[Dataset items]
"""

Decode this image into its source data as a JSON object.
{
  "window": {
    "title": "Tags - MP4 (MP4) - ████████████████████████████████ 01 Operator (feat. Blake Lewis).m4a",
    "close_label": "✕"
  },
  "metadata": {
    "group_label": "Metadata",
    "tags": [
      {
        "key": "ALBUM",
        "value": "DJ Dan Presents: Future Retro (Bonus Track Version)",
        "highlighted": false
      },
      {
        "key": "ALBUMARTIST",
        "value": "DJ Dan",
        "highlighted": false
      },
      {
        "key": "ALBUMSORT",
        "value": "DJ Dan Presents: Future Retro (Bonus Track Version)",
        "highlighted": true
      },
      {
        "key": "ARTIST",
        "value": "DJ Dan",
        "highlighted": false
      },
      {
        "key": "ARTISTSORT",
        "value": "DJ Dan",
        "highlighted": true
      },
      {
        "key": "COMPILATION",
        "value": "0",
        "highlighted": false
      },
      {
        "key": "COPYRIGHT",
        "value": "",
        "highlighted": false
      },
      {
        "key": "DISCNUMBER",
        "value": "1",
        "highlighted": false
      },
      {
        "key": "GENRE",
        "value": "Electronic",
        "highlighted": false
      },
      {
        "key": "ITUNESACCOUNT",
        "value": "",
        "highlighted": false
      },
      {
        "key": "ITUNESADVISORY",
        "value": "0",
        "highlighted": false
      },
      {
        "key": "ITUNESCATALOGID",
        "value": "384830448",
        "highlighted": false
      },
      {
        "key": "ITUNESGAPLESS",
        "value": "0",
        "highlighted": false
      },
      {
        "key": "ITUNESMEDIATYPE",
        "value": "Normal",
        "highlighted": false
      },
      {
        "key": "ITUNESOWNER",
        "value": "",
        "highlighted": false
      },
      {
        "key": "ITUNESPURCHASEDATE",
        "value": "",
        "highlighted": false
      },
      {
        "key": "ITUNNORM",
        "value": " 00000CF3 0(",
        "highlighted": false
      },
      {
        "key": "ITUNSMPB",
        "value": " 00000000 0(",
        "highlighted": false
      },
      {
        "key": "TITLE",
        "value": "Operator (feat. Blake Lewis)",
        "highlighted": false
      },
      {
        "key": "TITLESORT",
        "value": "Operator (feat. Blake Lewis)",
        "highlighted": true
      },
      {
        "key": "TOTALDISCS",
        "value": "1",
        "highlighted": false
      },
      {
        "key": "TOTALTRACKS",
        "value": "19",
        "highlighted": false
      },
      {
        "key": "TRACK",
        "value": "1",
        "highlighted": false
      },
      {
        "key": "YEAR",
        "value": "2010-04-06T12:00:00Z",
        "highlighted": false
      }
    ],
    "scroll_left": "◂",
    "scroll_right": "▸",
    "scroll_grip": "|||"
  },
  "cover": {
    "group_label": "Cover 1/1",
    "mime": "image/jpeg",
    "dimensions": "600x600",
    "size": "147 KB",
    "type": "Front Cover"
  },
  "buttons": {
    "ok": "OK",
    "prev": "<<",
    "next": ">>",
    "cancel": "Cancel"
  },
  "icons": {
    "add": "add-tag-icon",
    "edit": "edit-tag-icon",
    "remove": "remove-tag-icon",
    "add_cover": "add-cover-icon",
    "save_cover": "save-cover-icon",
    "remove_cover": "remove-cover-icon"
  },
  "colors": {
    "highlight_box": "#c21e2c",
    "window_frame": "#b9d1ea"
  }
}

"""

**Work to do**:
Recopy the entries above in their entirety, exactly.

**Complete response**:
Decode this image into its source data as a JSON object.
{
  "window": {
    "title": "Tags - MP4 (MP4) - ████████████████████████████████ 01 Operator (feat. Blake Lewis).m4a",
    "close_label": "✕"
  },
  "metadata": {
    "group_label": "Metadata",
    "tags": [
      {
        "key": "ALBUM",
        "value": "DJ Dan Presents: Future Retro (Bonus Track Version)",
        "highlighted": false
      },
      {
        "key": "ALBUMARTIST",
        "value": "DJ Dan",
        "highlighted": false
      },
      {
        "key": "ALBUMSORT",
        "value": "DJ Dan Presents: Future Retro (Bonus Track Version)",
        "highlighted": true
      },
      {
        "key": "ARTIST",
        "value": "DJ Dan",
        "highlighted": false
      },
      {
        "key": "ARTISTSORT",
        "value": "DJ Dan",
        "highlighted": true
      },
      {
        "key": "COMPILATION",
        "value": "0",
        "highlighted": false
      },
      {
        "key": "COPYRIGHT",
        "value": "",
        "highlighted": false
      },
      {
        "key": "DISCNUMBER",
        "value": "1",
        "highlighted": false
      },
      {
        "key": "GENRE",
        "value": "Electronic",
        "highlighted": false
      },
      {
        "key": "ITUNESACCOUNT",
        "value": "",
        "highlighted": false
      },
      {
        "key": "ITUNESADVISORY",
        "value": "0",
        "highlighted": false
      },
      {
        "key": "ITUNESCATALOGID",
        "value": "384830448",
        "highlighted": false
      },
      {
        "key": "ITUNESGAPLESS",
        "value": "0",
        "highlighted": false
      },
      {
        "key": "ITUNESMEDIATYPE",
        "value": "Normal",
        "highlighted": false
      },
      {
        "key": "ITUNESOWNER",
        "value": "",
        "highlighted": false
      },
      {
        "key": "ITUNESPURCHASEDATE",
        "value": "",
        "highlighted": false
      },
      {
        "key": "ITUNNORM",
        "value": " 00000CF3 0(",
        "highlighted": false
      },
      {
        "key": "ITUNSMPB",
        "value": " 00000000 0(",
        "highlighted": false
      },
      {
        "key": "TITLE",
        "value": "Operator (feat. Blake Lewis)",
        "highlighted": false
      },
      {
        "key": "TITLESORT",
        "value": "Operator (feat. Blake Lewis)",
        "highlighted": true
      },
      {
        "key": "TOTALDISCS",
        "value": "1",
        "highlighted": false
      },
      {
        "key": "TOTALTRACKS",
        "value": "19",
        "highlighted": false
      },
      {
        "key": "TRACK",
        "value": "1",
        "highlighted": false
      },
      {
        "key": "YEAR",
        "value": "2010-04-06T12:00:00Z",
        "highlighted": false
      }
    ],
    "scroll_left": "◂",
    "scroll_right": "▸",
    "scroll_grip": "|||"
  },
  "cover": {
    "group_label": "Cover 1/1",
    "mime": "image/jpeg",
    "dimensions": "600x600",
    "size": "147 KB",
    "type": "Front Cover"
  },
  "buttons": {
    "ok": "OK",
    "prev": "<<",
    "next": ">>",
    "cancel": "Cancel"
  },
  "icons": {
    "add": "add-tag-icon",
    "edit": "edit-tag-icon",
    "remove": "remove-tag-icon",
    "add_cover": "add-cover-icon",
    "save_cover": "save-cover-icon",
    "remove_cover": "remove-cover-icon"
  },
  "colors": {
    "highlight_box": "#c21e2c",
    "window_frame": "#b9d1ea"
  }
}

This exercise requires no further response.